# Supplied data
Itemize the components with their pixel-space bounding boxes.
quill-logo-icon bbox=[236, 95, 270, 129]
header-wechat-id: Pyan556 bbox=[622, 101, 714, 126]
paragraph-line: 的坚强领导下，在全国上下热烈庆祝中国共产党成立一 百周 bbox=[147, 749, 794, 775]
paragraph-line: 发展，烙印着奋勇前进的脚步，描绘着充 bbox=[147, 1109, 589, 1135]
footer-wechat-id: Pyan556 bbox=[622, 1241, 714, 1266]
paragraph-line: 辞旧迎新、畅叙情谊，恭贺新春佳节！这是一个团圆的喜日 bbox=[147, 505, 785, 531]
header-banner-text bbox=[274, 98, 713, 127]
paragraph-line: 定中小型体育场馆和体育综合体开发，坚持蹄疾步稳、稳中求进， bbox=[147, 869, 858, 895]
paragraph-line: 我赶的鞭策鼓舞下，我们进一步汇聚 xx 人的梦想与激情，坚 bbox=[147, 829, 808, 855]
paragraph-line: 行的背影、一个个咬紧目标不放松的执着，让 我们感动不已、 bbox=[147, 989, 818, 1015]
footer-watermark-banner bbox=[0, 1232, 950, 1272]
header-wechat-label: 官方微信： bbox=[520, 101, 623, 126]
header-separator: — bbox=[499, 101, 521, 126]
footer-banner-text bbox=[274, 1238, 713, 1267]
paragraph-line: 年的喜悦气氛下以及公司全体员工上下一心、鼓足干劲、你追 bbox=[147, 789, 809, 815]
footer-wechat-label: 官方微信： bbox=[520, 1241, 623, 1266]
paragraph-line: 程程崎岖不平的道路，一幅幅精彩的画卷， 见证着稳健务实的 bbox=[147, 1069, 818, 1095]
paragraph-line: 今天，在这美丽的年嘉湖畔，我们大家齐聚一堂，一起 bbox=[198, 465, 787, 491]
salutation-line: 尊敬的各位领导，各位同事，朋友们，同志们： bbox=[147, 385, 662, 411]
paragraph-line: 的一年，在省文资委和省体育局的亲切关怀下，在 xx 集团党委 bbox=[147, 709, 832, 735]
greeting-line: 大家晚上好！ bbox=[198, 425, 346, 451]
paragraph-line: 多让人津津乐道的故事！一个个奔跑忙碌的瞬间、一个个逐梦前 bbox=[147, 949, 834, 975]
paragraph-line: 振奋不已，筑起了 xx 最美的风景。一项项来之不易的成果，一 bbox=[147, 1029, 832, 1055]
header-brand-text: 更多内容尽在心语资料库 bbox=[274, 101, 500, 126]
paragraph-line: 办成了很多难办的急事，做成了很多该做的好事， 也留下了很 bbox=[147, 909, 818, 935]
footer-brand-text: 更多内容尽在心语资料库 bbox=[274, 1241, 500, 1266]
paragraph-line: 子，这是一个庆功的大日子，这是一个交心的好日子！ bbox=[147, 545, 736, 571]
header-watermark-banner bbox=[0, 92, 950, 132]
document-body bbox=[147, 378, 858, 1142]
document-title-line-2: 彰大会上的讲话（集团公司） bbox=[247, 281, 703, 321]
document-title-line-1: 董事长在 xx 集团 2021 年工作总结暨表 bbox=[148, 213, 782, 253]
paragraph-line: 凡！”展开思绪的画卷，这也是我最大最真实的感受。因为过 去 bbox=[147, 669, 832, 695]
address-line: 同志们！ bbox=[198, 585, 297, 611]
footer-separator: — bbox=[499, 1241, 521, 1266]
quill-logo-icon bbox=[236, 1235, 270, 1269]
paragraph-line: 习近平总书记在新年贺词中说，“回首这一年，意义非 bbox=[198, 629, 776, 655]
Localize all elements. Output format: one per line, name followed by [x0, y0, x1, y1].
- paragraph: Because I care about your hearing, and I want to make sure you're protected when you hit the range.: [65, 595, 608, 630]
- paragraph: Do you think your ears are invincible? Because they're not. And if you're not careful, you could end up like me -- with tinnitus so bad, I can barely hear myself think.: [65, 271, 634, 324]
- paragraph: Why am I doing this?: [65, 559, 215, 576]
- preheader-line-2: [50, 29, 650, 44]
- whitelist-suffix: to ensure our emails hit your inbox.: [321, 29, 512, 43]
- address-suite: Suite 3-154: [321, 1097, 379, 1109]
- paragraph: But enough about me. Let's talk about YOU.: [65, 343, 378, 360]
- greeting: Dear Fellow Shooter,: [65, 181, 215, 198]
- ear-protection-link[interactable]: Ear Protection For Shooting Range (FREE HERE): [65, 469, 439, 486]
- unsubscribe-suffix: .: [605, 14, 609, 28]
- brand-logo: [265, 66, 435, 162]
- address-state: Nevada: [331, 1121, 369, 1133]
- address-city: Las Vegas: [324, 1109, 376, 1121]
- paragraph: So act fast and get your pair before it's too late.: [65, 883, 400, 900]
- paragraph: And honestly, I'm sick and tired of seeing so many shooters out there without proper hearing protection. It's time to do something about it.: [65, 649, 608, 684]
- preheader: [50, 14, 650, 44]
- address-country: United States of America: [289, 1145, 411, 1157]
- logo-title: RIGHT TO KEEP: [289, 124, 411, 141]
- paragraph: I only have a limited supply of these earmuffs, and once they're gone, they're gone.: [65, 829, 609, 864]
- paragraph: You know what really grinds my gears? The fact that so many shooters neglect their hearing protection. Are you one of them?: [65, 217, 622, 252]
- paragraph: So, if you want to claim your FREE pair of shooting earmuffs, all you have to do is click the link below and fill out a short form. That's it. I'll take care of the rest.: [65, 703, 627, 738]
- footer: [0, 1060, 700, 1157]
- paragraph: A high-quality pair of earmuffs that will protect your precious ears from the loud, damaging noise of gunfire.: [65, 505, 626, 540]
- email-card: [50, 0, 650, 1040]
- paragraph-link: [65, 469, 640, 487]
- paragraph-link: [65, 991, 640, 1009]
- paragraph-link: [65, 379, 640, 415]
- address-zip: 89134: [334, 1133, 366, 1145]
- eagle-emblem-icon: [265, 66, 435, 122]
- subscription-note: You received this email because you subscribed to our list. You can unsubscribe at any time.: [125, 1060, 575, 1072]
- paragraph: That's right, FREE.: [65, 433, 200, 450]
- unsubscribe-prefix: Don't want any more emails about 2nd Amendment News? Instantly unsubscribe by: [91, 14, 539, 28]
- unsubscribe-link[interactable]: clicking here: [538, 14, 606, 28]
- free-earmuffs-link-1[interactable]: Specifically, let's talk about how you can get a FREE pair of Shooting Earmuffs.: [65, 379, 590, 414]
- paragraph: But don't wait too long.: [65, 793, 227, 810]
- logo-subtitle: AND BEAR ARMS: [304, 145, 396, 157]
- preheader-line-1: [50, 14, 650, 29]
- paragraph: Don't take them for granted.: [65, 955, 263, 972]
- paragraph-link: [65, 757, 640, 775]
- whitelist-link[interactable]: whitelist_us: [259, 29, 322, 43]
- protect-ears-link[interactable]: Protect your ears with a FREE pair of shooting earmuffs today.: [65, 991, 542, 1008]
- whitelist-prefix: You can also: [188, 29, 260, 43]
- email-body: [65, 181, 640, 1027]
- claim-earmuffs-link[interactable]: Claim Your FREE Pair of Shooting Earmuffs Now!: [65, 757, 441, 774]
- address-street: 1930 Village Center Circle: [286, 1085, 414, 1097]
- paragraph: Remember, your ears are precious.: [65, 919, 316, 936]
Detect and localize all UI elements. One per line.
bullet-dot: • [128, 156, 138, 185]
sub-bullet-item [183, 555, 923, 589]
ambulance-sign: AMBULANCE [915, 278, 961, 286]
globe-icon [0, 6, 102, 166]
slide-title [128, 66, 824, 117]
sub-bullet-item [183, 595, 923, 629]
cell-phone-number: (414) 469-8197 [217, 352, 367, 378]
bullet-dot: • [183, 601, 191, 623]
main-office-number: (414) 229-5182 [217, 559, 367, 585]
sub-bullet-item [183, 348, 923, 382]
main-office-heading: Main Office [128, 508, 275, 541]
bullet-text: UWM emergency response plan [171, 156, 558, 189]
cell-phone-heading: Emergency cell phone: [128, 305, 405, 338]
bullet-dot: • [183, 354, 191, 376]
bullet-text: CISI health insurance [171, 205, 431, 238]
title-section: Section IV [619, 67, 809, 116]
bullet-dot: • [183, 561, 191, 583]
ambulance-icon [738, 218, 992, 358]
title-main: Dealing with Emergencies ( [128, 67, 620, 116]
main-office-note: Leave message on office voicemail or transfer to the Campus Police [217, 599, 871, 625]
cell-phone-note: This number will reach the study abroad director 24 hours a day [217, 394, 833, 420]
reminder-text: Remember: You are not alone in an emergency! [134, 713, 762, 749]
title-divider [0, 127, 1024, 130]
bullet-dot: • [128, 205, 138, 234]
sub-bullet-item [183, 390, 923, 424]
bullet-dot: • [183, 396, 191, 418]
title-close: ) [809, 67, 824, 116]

# Short exercise
How many lines of the records contain the string "talk"? Reply with the number only.

# Exercise answer
2